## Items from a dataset
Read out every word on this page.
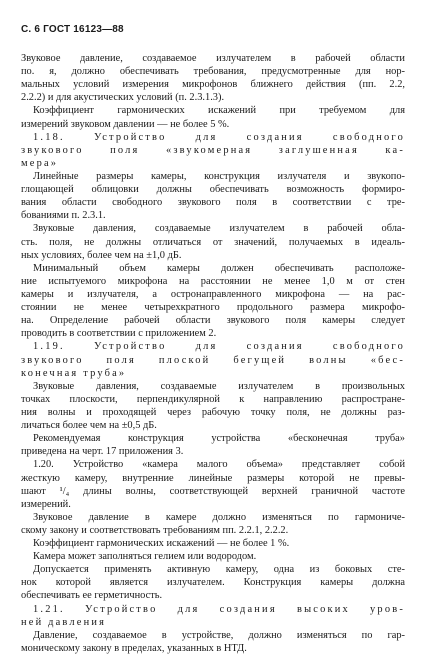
С. 6 ГОСТ 16123—88
Звуковое давление, создаваемое излучателем в рабочей области
по. я, должно обеспечивать требования, предусмотренные для нор-
мальных условий измерения микрофонов ближнего действия (пп. 2.2,
2.2.2) и для акустических условий (п. 2.3.1.3).
Коэффициент гармонических искажений при требуемом для
измерений звуковом давлении — не более 5 %.
1.18. Устройство для создания свободного
звукового поля «звукомерная заглушенная ка-
мера»
Линейные размеры камеры, конструкция излучателя и звукопо-
глощающей облицовки должны обеспечивать возможность формиро-
вания области свободного звукового поля в соответствии с тре-
бованиями п. 2.3.1.
Звуковые давления, создаваемые излучателем в рабочей обла-
сть. поля, не должны отличаться от значений, получаемых в идеаль-
ных условиях, более чем на ±1,0 дБ.
Минимальный объем камеры должен обеспечивать расположе-
ние испытуемого микрофона на расстоянии не менее 1,0 м от стен
камеры и излучателя, а остронаправленного микрофона — на рас-
стоянии не менее четырехкратного продольного размера микрофо-
на. Определение рабочей области звукового поля камеры следует
проводить в соответствии с приложением 2.
1.19. Устройство для создания свободного
звукового поля плоской бегущей волны «бес-
конечная труба»
Звуковые давления, создаваемые излучателем в произвольных
точках плоскости, перпендикулярной к направлению распростране-
ния волны и проходящей через рабочую точку поля, не должны раз-
личаться более чем на ±0,5 дБ.
Рекомендуемая конструкция устройства «бесконечная труба»
приведена на черт. 17 приложения 3.
1.20. Устройство «камера малого объема» представляет собой
жесткую камеру, внутренние линейные размеры которой не превы-
шают ¹/₄ длины волны, соответствующей верхней граничной частоте
измерений.
Звуковое давление в камере должно изменяться по гармониче-
скому закону и соответствовать требованиям пп. 2.2.1, 2.2.2.
Коэффициент гармонических искажений — не более 1 %.
Камера может заполняться гелием или водородом.
Допускается применять активную камеру, одна из боковых сте-
нок которой является излучателем. Конструкция камеры должна
обеспечивать ее герметичность.
1.21. Устройство для создания высоких уров-
ней давления
Давление, создаваемое в устройстве, должно изменяться по гар-
моническому закону в пределах, указанных в НТД.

## Work instructions
Transcribe the records above exactly, leaving out every picture.

## Full solution
Read out every word on this page.
С. 6 ГОСТ 16123—88
Звуковое давление, создаваемое излучателем в рабочей области
по. я, должно обеспечивать требования, предусмотренные для нор-
мальных условий измерения микрофонов ближнего действия (пп. 2.2,
2.2.2) и для акустических условий (п. 2.3.1.3).
Коэффициент гармонических искажений при требуемом для
измерений звуковом давлении — не более 5 %.
1.18. Устройство для создания свободного
звукового поля «звукомерная заглушенная ка-
мера»
Линейные размеры камеры, конструкция излучателя и звукопо-
глощающей облицовки должны обеспечивать возможность формиро-
вания области свободного звукового поля в соответствии с тре-
бованиями п. 2.3.1.
Звуковые давления, создаваемые излучателем в рабочей обла-
сть. поля, не должны отличаться от значений, получаемых в идеаль-
ных условиях, более чем на ±1,0 дБ.
Минимальный объем камеры должен обеспечивать расположе-
ние испытуемого микрофона на расстоянии не менее 1,0 м от стен
камеры и излучателя, а остронаправленного микрофона — на рас-
стоянии не менее четырехкратного продольного размера микрофо-
на. Определение рабочей области звукового поля камеры следует
проводить в соответствии с приложением 2.
1.19. Устройство для создания свободного
звукового поля плоской бегущей волны «бес-
конечная труба»
Звуковые давления, создаваемые излучателем в произвольных
точках плоскости, перпендикулярной к направлению распростране-
ния волны и проходящей через рабочую точку поля, не должны раз-
личаться более чем на ±0,5 дБ.
Рекомендуемая конструкция устройства «бесконечная труба»
приведена на черт. 17 приложения 3.
1.20. Устройство «камера малого объема» представляет собой
жесткую камеру, внутренние линейные размеры которой не превы-
шают ¹/₄ длины волны, соответствующей верхней граничной частоте
измерений.
Звуковое давление в камере должно изменяться по гармониче-
скому закону и соответствовать требованиям пп. 2.2.1, 2.2.2.
Коэффициент гармонических искажений — не более 1 %.
Камера может заполняться гелием или водородом.
Допускается применять активную камеру, одна из боковых сте-
нок которой является излучателем. Конструкция камеры должна
обеспечивать ее герметичность.
1.21. Устройство для создания высоких уров-
ней давления
Давление, создаваемое в устройстве, должно изменяться по гар-
моническому закону в пределах, указанных в НТД.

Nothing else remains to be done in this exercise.